[Task to complete]
Take the entries below and reproduce them word for word.

Stored records
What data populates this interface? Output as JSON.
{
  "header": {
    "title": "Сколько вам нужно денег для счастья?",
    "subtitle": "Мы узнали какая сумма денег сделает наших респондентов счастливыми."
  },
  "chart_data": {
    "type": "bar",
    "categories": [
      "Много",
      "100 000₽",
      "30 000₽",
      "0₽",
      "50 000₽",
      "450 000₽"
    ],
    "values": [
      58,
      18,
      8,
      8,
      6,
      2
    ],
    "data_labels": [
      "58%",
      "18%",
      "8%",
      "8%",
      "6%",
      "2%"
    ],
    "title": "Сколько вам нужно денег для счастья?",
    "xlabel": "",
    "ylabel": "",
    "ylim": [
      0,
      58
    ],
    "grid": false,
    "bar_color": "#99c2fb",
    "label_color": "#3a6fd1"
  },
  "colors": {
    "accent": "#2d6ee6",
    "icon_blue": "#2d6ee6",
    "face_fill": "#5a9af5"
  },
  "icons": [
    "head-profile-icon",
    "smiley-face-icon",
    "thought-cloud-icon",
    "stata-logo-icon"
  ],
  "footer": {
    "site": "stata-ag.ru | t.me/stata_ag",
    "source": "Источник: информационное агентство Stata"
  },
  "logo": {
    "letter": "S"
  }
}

[Result]
What data populates this interface? Output as JSON.
{
  "header": {
    "title": "Сколько вам нужно денег для счастья?",
    "subtitle": "Мы узнали какая сумма денег сделает наших респондентов счастливыми."
  },
  "chart_data": {
    "type": "bar",
    "categories": [
      "Много",
      "100 000₽",
      "30 000₽",
      "0₽",
      "50 000₽",
      "450 000₽"
    ],
    "values": [
      58,
      18,
      8,
      8,
      6,
      2
    ],
    "data_labels": [
      "58%",
      "18%",
      "8%",
      "8%",
      "6%",
      "2%"
    ],
    "title": "Сколько вам нужно денег для счастья?",
    "xlabel": "",
    "ylabel": "",
    "ylim": [
      0,
      58
    ],
    "grid": false,
    "bar_color": "#99c2fb",
    "label_color": "#3a6fd1"
  },
  "colors": {
    "accent": "#2d6ee6",
    "icon_blue": "#2d6ee6",
    "face_fill": "#5a9af5"
  },
  "icons": [
    "head-profile-icon",
    "smiley-face-icon",
    "thought-cloud-icon",
    "stata-logo-icon"
  ],
  "footer": {
    "site": "stata-ag.ru | t.me/stata_ag",
    "source": "Источник: информационное агентство Stata"
  },
  "logo": {
    "letter": "S"
  }
}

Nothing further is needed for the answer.